> What you should do
Wherever the word "다음방송" shows up in a line, please copy that line.
-------------------------
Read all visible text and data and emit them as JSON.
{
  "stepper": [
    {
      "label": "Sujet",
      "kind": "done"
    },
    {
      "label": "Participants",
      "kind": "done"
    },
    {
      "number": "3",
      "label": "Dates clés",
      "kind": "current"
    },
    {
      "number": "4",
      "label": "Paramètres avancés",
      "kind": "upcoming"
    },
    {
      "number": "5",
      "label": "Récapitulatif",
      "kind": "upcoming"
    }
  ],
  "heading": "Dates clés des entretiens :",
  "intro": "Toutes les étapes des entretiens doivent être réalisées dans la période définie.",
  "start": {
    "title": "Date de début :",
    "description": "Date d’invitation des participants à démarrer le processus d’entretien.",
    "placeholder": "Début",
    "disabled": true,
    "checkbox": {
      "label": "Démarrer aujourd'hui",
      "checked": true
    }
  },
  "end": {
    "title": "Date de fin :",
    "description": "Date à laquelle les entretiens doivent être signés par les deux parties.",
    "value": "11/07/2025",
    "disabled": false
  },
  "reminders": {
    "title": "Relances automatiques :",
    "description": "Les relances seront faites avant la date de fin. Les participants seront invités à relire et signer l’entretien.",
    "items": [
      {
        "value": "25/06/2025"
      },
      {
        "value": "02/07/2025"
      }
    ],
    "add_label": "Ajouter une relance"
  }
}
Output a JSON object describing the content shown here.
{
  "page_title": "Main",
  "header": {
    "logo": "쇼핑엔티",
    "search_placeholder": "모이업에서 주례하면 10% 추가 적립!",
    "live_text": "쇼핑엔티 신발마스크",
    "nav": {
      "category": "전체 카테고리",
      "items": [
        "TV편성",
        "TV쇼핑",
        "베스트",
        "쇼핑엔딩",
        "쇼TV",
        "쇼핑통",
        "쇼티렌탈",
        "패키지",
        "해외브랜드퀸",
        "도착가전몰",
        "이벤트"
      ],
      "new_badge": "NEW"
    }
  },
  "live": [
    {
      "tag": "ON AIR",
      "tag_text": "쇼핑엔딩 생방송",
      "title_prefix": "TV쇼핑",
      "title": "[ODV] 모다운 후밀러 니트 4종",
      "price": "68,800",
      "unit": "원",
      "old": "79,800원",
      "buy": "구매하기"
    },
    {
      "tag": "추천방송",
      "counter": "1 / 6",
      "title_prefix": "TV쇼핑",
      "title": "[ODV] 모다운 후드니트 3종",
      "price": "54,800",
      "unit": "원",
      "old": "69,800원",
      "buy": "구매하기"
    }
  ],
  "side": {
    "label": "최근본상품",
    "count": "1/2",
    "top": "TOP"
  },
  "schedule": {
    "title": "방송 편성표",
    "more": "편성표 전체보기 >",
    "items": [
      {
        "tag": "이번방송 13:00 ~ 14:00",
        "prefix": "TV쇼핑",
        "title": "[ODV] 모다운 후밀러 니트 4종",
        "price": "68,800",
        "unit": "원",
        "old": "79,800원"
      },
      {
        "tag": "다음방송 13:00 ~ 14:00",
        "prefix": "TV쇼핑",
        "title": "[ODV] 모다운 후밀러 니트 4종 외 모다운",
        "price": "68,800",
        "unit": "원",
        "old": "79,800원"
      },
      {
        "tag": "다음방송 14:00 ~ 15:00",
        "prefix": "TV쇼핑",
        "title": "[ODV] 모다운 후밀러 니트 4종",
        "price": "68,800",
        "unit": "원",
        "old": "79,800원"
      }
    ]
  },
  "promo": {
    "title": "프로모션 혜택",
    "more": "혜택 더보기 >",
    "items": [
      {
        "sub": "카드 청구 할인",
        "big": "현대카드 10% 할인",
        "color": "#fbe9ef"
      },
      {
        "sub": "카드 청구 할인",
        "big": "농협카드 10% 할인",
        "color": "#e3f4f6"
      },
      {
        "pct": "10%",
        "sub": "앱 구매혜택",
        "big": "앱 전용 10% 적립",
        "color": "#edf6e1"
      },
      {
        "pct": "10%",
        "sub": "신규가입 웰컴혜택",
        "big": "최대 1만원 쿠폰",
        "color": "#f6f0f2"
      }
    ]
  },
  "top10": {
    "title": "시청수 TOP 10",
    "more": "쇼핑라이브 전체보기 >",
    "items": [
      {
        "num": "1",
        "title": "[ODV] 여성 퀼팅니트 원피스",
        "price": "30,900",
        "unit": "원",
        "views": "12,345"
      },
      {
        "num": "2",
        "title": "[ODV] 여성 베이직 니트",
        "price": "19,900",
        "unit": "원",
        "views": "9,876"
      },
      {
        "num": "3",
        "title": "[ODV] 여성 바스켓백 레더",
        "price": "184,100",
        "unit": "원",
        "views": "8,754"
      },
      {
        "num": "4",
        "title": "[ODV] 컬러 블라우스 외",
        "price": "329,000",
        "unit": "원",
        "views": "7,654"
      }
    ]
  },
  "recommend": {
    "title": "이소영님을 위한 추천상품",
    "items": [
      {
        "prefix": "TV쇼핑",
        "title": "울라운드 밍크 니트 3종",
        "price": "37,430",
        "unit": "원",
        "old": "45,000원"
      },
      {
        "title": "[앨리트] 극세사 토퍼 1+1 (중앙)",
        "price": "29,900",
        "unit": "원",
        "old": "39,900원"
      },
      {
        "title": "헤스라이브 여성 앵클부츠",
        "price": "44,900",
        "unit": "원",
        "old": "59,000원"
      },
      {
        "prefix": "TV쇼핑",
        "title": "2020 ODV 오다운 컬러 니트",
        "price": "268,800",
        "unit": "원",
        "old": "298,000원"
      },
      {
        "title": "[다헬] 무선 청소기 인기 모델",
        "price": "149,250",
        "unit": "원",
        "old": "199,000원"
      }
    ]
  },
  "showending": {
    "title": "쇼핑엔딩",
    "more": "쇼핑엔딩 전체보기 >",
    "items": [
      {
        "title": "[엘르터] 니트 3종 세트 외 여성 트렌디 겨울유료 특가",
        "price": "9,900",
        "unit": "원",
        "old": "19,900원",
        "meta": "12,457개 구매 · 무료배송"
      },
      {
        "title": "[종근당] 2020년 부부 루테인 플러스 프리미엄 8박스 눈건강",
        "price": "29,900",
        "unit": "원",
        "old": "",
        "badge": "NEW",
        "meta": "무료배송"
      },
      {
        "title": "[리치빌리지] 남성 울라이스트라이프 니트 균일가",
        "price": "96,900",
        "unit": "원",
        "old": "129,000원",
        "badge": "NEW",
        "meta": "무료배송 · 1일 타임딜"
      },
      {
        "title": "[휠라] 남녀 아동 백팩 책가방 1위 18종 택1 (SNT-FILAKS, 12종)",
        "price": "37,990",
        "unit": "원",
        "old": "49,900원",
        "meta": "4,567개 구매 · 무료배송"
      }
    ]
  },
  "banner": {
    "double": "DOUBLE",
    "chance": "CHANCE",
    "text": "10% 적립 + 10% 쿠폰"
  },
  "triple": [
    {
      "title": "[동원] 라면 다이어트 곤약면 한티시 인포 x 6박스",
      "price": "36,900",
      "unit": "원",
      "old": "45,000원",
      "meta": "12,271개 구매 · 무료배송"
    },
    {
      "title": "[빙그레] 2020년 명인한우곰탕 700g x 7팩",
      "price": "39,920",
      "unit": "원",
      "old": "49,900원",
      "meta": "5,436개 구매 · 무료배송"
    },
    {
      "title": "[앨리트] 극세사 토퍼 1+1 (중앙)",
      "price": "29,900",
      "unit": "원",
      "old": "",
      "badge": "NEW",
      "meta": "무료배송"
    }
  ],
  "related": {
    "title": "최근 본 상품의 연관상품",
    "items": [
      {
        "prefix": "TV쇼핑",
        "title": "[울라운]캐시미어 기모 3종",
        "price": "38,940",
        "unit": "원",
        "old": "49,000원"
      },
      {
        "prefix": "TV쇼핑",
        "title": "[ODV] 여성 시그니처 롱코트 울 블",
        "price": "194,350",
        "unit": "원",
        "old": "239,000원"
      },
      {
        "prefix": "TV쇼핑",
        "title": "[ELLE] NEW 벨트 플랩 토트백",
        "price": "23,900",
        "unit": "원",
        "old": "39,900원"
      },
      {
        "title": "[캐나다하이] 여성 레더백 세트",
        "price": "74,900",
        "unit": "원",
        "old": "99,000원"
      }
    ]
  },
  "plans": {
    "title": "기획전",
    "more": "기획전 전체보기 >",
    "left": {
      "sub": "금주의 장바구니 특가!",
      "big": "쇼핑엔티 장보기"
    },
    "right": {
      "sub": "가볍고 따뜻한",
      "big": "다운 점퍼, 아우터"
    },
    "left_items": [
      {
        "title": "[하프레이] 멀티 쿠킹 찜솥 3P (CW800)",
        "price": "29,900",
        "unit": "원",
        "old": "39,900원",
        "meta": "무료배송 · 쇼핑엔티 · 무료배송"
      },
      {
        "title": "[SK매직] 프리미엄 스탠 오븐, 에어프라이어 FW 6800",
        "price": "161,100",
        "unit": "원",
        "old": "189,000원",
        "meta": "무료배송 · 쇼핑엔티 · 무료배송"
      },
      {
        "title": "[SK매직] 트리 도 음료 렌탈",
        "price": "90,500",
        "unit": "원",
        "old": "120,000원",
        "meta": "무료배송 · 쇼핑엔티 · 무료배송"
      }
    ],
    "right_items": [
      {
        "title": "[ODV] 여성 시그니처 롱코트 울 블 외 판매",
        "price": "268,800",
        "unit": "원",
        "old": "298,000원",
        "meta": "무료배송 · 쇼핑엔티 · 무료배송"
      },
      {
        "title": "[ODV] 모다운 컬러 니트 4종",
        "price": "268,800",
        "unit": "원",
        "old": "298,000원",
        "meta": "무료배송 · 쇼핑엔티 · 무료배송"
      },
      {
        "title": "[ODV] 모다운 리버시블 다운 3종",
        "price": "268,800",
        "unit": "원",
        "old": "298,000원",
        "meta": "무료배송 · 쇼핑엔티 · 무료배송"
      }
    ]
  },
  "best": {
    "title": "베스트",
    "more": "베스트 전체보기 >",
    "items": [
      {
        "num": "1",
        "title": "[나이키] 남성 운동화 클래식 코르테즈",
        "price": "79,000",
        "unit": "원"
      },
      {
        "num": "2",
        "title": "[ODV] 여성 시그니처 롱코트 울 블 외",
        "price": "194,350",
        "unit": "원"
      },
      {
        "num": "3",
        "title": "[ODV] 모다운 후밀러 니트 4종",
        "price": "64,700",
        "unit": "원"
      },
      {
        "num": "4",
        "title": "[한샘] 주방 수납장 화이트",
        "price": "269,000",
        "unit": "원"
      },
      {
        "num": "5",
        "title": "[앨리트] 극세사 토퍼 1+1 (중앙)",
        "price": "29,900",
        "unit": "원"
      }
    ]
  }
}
-------------------------
> Correct response
        "tag": "다음방송 13:00 ~ 14:00",
        "tag": "다음방송 14:00 ~ 15:00",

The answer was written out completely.